Which lines hold the word "jedoch"? Show each of them.
────────────────────────────────────────
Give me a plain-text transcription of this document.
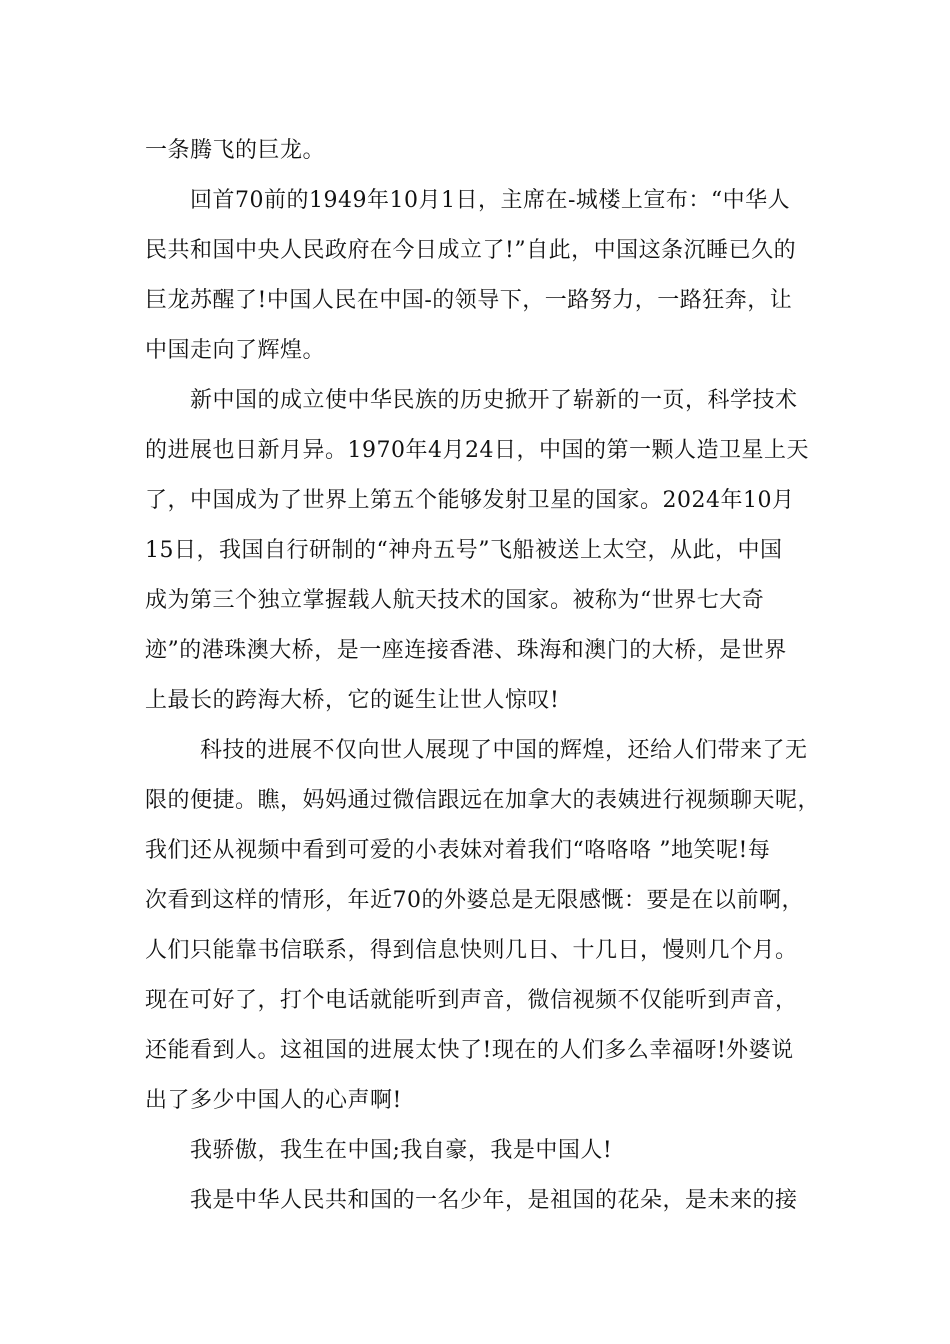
一条腾飞的巨龙。
回首70前的1949年10月1日，主席在-城楼上宣布：“中华人
民共和国中央人民政府在今日成立了!”自此，中国这条沉睡已久的
巨龙苏醒了!中国人民在中国-的领导下，一路努力，一路狂奔，让
中国走向了辉煌。
新中国的成立使中华民族的历史掀开了崭新的一页，科学技术
的进展也日新月异。1970年4月24日，中国的第一颗人造卫星上天
了，中国成为了世界上第五个能够发射卫星的国家。2024年10月
15日，我国自行研制的“神舟五号”飞船被送上太空，从此，中国
成为第三个独立掌握载人航天技术的国家。被称为“世界七大奇
迹”的港珠澳大桥，是一座连接香港、珠海和澳门的大桥，是世界
上最长的跨海大桥，它的诞生让世人惊叹!
科技的进展不仅向世人展现了中国的辉煌，还给人们带来了无
限的便捷。瞧，妈妈通过微信跟远在加拿大的表姨进行视频聊天呢，
我们还从视频中看到可爱的小表妹对着我们“咯咯咯 ”地笑呢!每
次看到这样的情形，年近70的外婆总是无限感慨：要是在以前啊，
人们只能靠书信联系，得到信息快则几日、十几日，慢则几个月。
现在可好了，打个电话就能听到声音，微信视频不仅能听到声音，
还能看到人。这祖国的进展太快了!现在的人们多么幸福呀!外婆说
出了多少中国人的心声啊!
我骄傲，我生在中国;我自豪，我是中国人!
我是中华人民共和国的一名少年，是祖国的花朵，是未来的接
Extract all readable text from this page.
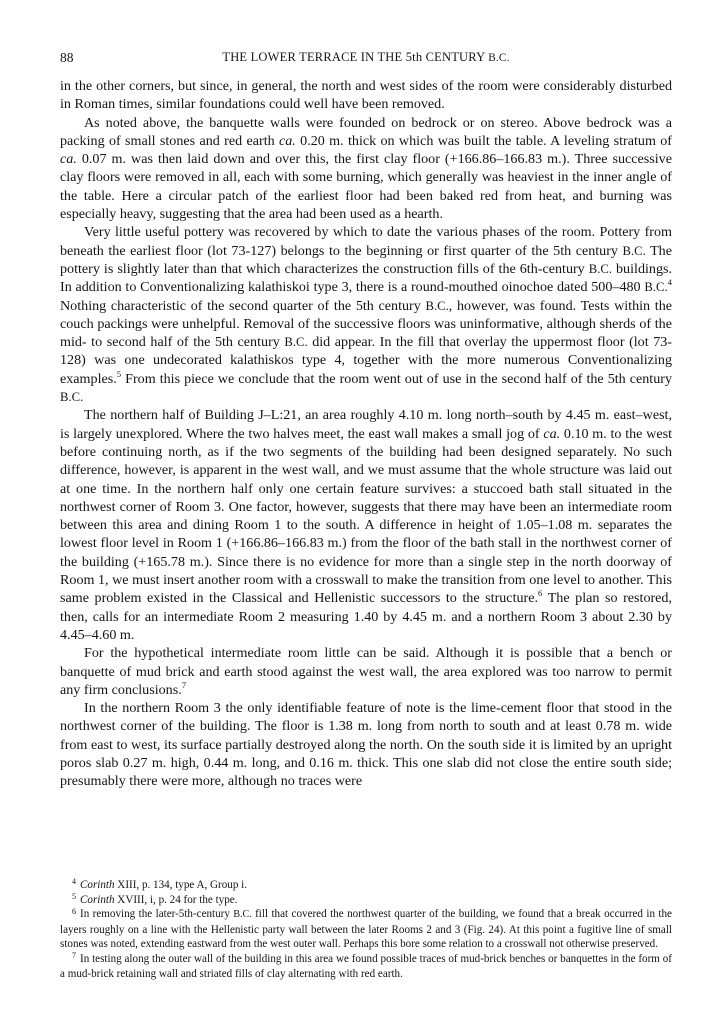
88	THE LOWER TERRACE IN THE 5th CENTURY B.C.

in the other corners, but since, in general, the north and west sides of the room were considerably disturbed in Roman times, similar foundations could well have been removed.

As noted above, the banquette walls were founded on bedrock or on stereo. Above bedrock was a packing of small stones and red earth ca. 0.20 m. thick on which was built the table. A leveling stratum of ca. 0.07 m. was then laid down and over this, the first clay floor (+166.86–166.83 m.). Three successive clay floors were removed in all, each with some burning, which generally was heaviest in the inner angle of the table. Here a circular patch of the earliest floor had been baked red from heat, and burning was especially heavy, suggesting that the area had been used as a hearth.

Very little useful pottery was recovered by which to date the various phases of the room. Pottery from beneath the earliest floor (lot 73-127) belongs to the beginning or first quarter of the 5th century B.C. The pottery is slightly later than that which characterizes the construction fills of the 6th-century B.C. buildings. In addition to Conventionalizing kalathiskoi type 3, there is a round-mouthed oinochoe dated 500–480 B.C.$^4$ Nothing characteristic of the second quarter of the 5th century B.C., however, was found. Tests within the couch packings were unhelpful. Removal of the successive floors was uninformative, although sherds of the mid- to second half of the 5th century B.C. did appear. In the fill that overlay the uppermost floor (lot 73-128) was one undecorated kalathiskos type 4, together with the more numerous Conventionalizing examples.$^5$ From this piece we conclude that the room went out of use in the second half of the 5th century B.C.

The northern half of Building J–L:21, an area roughly 4.10 m. long north–south by 4.45 m. east–west, is largely unexplored. Where the two halves meet, the east wall makes a small jog of ca. 0.10 m. to the west before continuing north, as if the two segments of the building had been designed separately. No such difference, however, is apparent in the west wall, and we must assume that the whole structure was laid out at one time. In the northern half only one certain feature survives: a stuccoed bath stall situated in the northwest corner of Room 3. One factor, however, suggests that there may have been an intermediate room between this area and dining Room 1 to the south. A difference in height of 1.05–1.08 m. separates the lowest floor level in Room 1 (+166.86–166.83 m.) from the floor of the bath stall in the northwest corner of the building (+165.78 m.). Since there is no evidence for more than a single step in the north doorway of Room 1, we must insert another room with a crosswall to make the transition from one level to another. This same problem existed in the Classical and Hellenistic successors to the structure.$^6$ The plan so restored, then, calls for an intermediate Room 2 measuring 1.40 by 4.45 m. and a northern Room 3 about 2.30 by 4.45–4.60 m.

For the hypothetical intermediate room little can be said. Although it is possible that a bench or banquette of mud brick and earth stood against the west wall, the area explored was too narrow to permit any firm conclusions.$^7$

In the northern Room 3 the only identifiable feature of note is the lime-cement floor that stood in the northwest corner of the building. The floor is 1.38 m. long from north to south and at least 0.78 m. wide from east to west, its surface partially destroyed along the north. On the south side it is limited by an upright poros slab 0.27 m. high, 0.44 m. long, and 0.16 m. thick. This one slab did not close the entire south side; presumably there were more, although no traces were

$^4$ Corinth XIII, p. 134, type A, Group i.

$^5$ Corinth XVIII, i, p. 24 for the type.

$^6$ In removing the later-5th-century B.C. fill that covered the northwest quarter of the building, we found that a break occurred in the layers roughly on a line with the Hellenistic party wall between the later Rooms 2 and 3 (Fig. 24). At this point a fugitive line of small stones was noted, extending eastward from the west outer wall. Perhaps this bore some relation to a crosswall not otherwise preserved.

$^7$ In testing along the outer wall of the building in this area we found possible traces of mud-brick benches or banquettes in the form of a mud-brick retaining wall and striated fills of clay alternating with red earth.
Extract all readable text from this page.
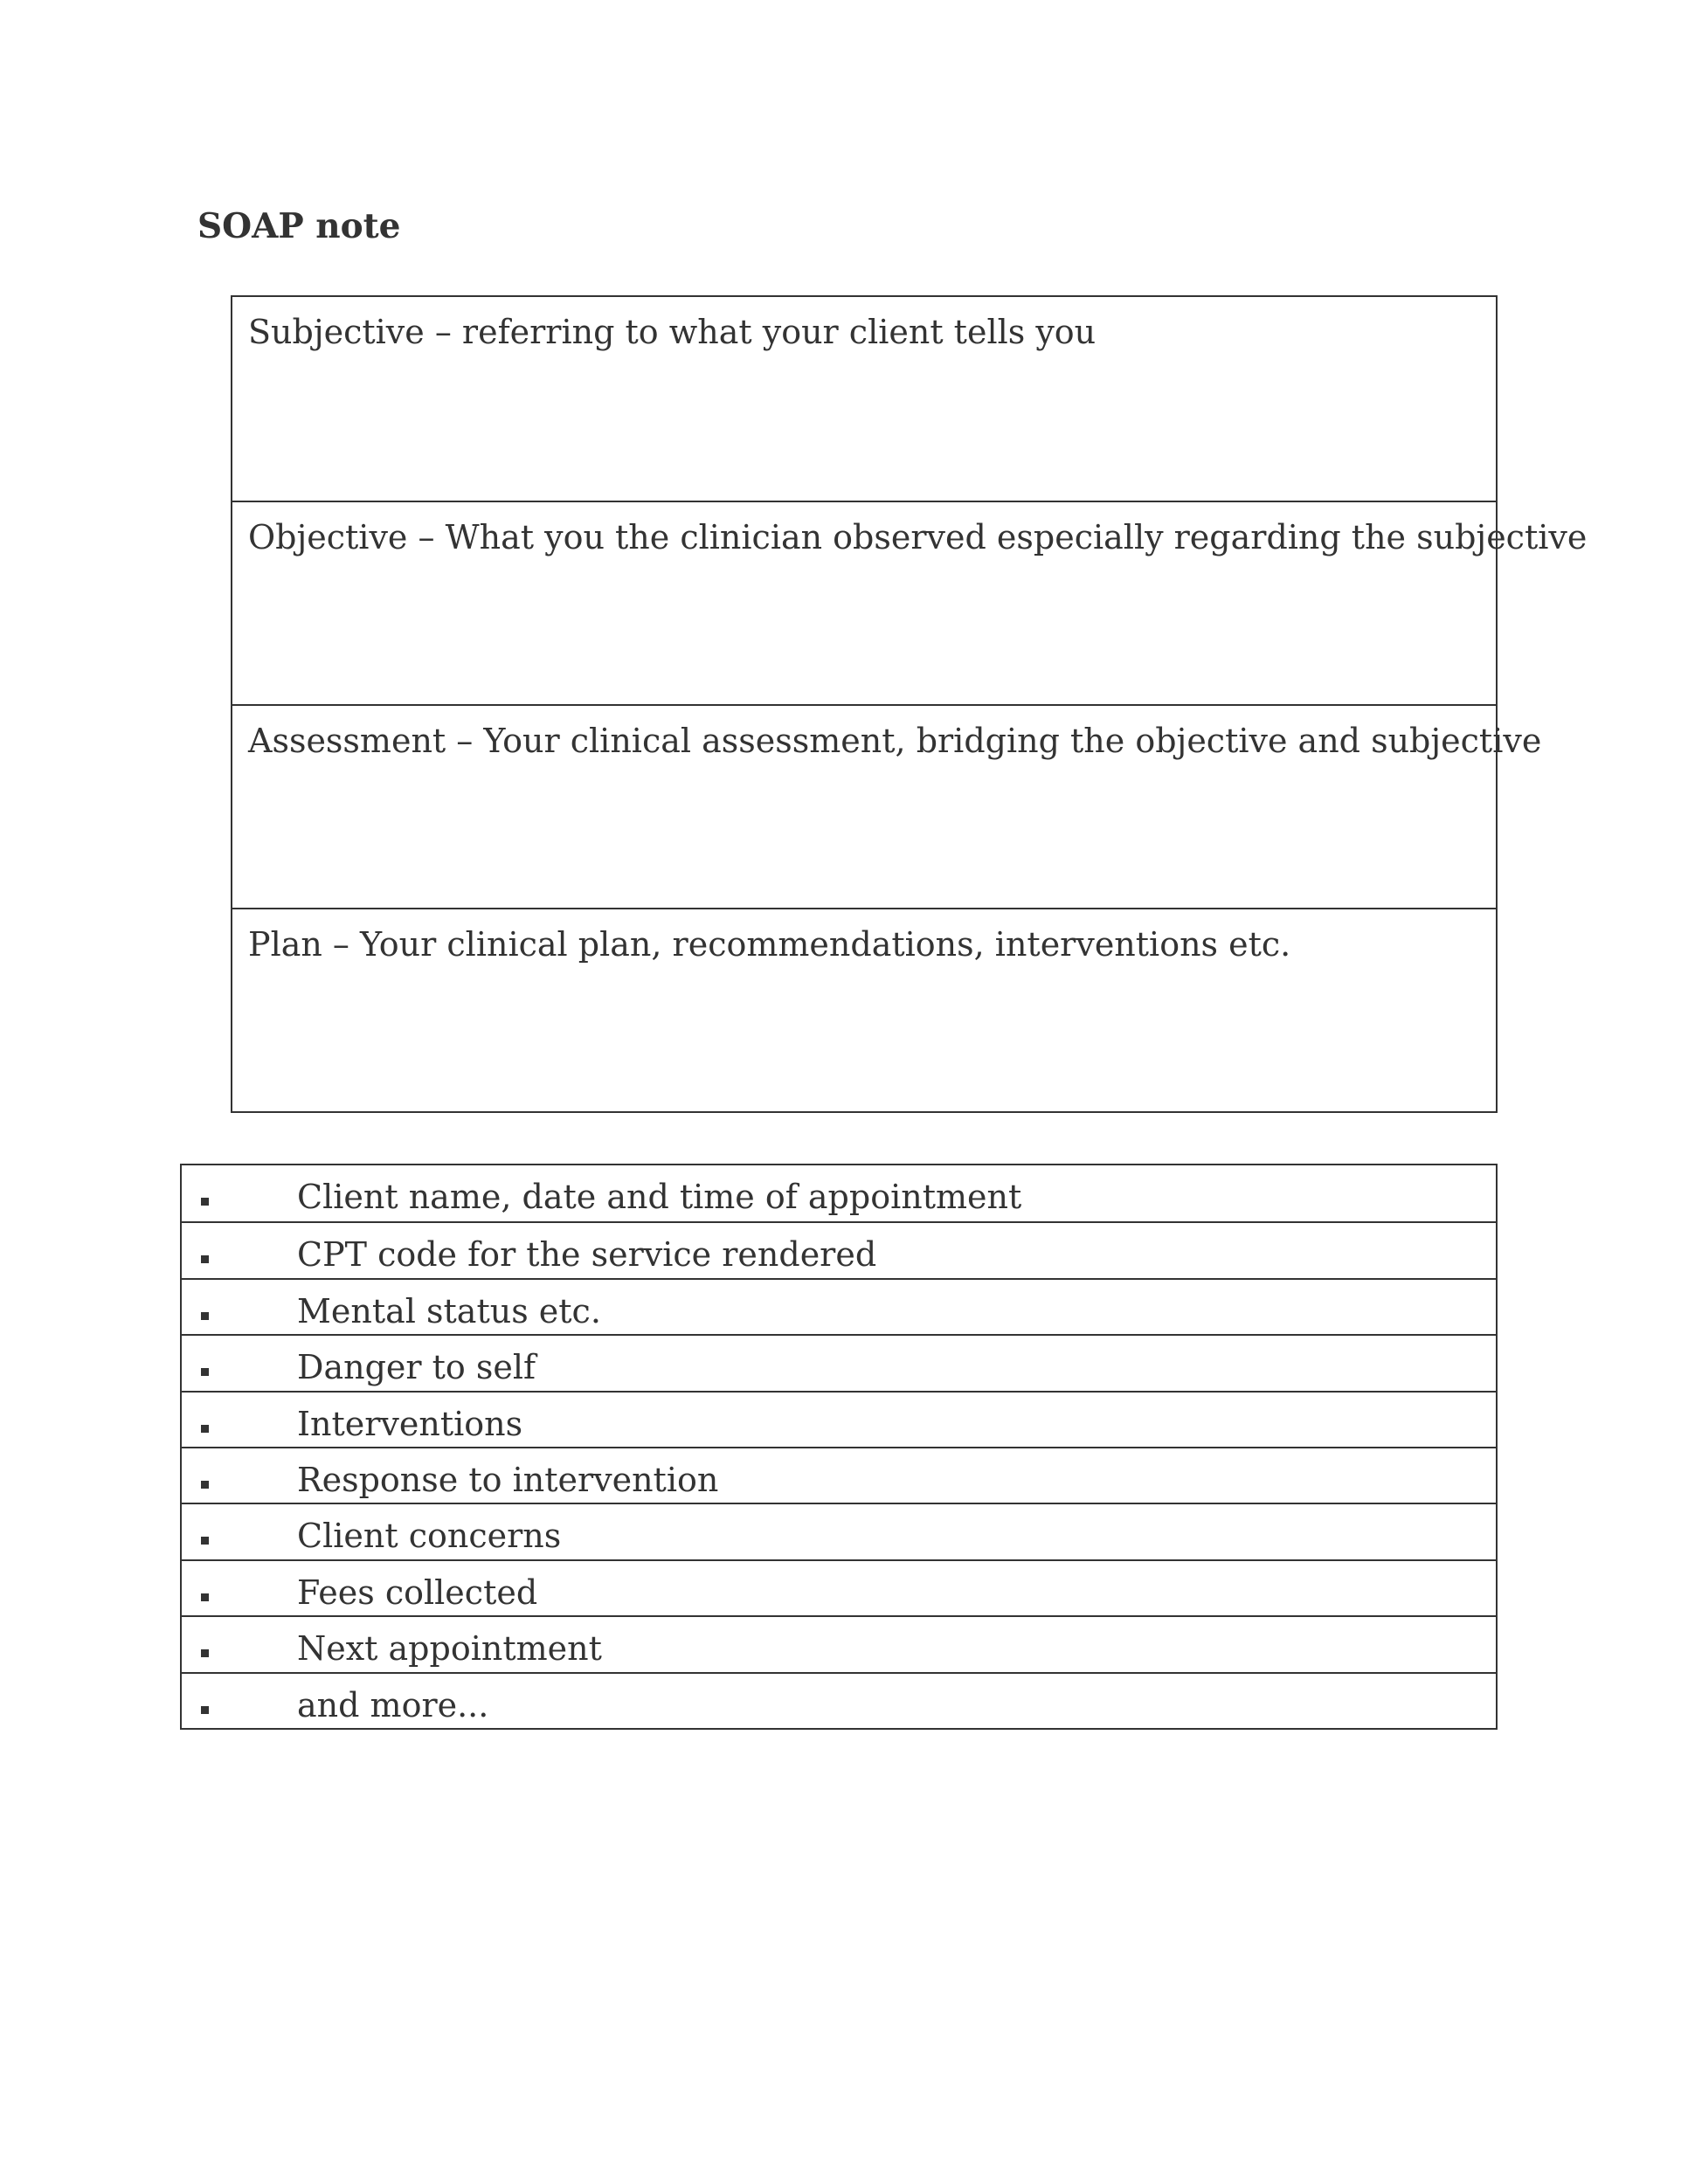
SOAP note
Subjective – referring to what your client tells you
Objective – What you the clinician observed especially regarding the subjective
Assessment – Your clinical assessment, bridging the objective and subjective
Plan – Your clinical plan, recommendations, interventions etc.
Client name, date and time of appointment
CPT code for the service rendered
Mental status etc.
Danger to self
Interventions
Response to intervention
Client concerns
Fees collected
Next appointment
and more...
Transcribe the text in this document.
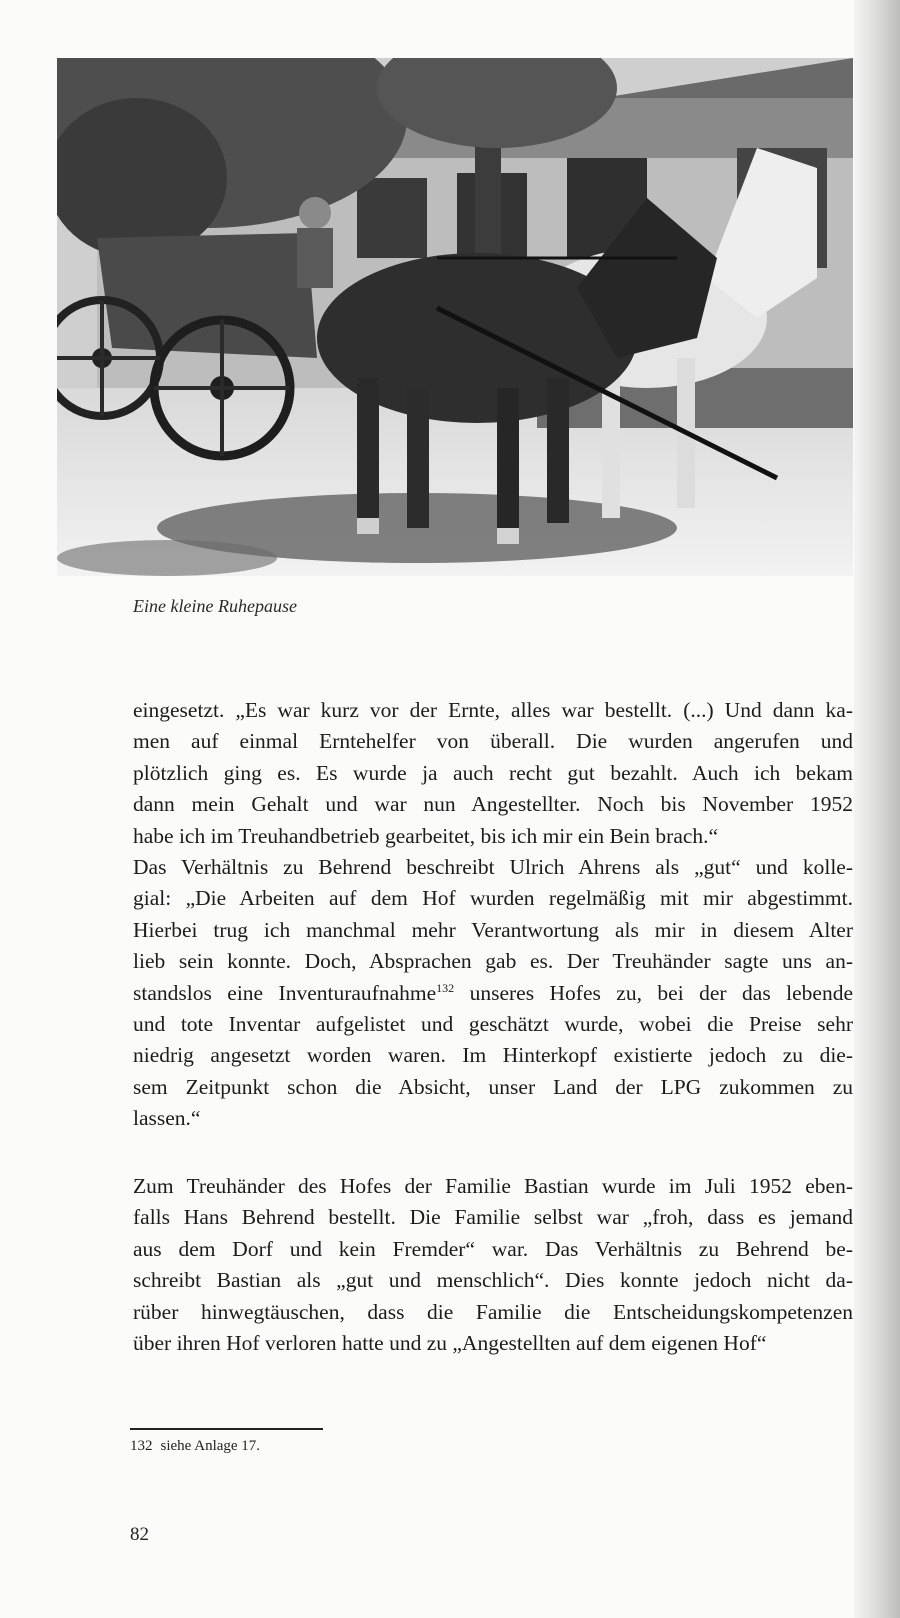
Eine kleine Ruhepause

eingesetzt. „Es war kurz vor der Ernte, alles war bestellt. (...) Und dann ka-

men auf einmal Erntehelfer von überall. Die wurden angerufen und

plötzlich ging es. Es wurde ja auch recht gut bezahlt. Auch ich bekam

dann mein Gehalt und war nun Angestellter. Noch bis November 1952

habe ich im Treuhandbetrieb gearbeitet, bis ich mir ein Bein brach.“

Das Verhältnis zu Behrend beschreibt Ulrich Ahrens als „gut“ und kolle-

gial: „Die Arbeiten auf dem Hof wurden regelmäßig mit mir abgestimmt.

Hierbei trug ich manchmal mehr Verantwortung als mir in diesem Alter

lieb sein konnte. Doch, Absprachen gab es. Der Treuhänder sagte uns an-

standslos eine Inventuraufnahme$^{132}$ unseres Hofes zu, bei der das lebende

und tote Inventar aufgelistet und geschätzt wurde, wobei die Preise sehr

niedrig angesetzt worden waren. Im Hinterkopf existierte jedoch zu die-

sem Zeitpunkt schon die Absicht, unser Land der LPG zukommen zu

lassen.“

Zum Treuhänder des Hofes der Familie Bastian wurde im Juli 1952 eben-

falls Hans Behrend bestellt. Die Familie selbst war „froh, dass es jemand

aus dem Dorf und kein Fremder“ war. Das Verhältnis zu Behrend be-

schreibt Bastian als „gut und menschlich“. Dies konnte jedoch nicht da-

rüber hinwegtäuschen, dass die Familie die Entscheidungskompetenzen

über ihren Hof verloren hatte und zu „Angestellten auf dem eigenen Hof“

132 siehe Anlage 17.
82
────────────────────────────────────────
• **WORKED ANSWER**:
niedrig angesetzt worden waren. Im Hinterkopf existierte jedoch zu die-
schreibt Bastian als „gut und menschlich“. Dies konnte jedoch nicht da-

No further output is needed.